*Exercise directions*
Copy out lines with the word "Likes" from the material that follows.

*Data lines*
········

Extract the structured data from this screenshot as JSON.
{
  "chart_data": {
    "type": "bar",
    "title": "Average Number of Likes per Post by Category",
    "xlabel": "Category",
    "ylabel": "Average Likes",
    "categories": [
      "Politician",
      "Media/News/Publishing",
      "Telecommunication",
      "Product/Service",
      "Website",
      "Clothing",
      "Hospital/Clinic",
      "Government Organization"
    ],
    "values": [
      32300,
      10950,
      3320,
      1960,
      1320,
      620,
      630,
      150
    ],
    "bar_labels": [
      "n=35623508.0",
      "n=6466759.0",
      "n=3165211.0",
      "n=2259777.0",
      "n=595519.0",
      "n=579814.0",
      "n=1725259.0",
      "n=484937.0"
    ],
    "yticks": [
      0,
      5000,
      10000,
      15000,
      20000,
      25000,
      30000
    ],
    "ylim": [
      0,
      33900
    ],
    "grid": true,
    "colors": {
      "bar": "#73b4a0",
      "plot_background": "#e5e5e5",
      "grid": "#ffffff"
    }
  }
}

········

*Correct result*
    "title": "Average Number of Likes per Post by Category",
    "ylabel": "Average Likes",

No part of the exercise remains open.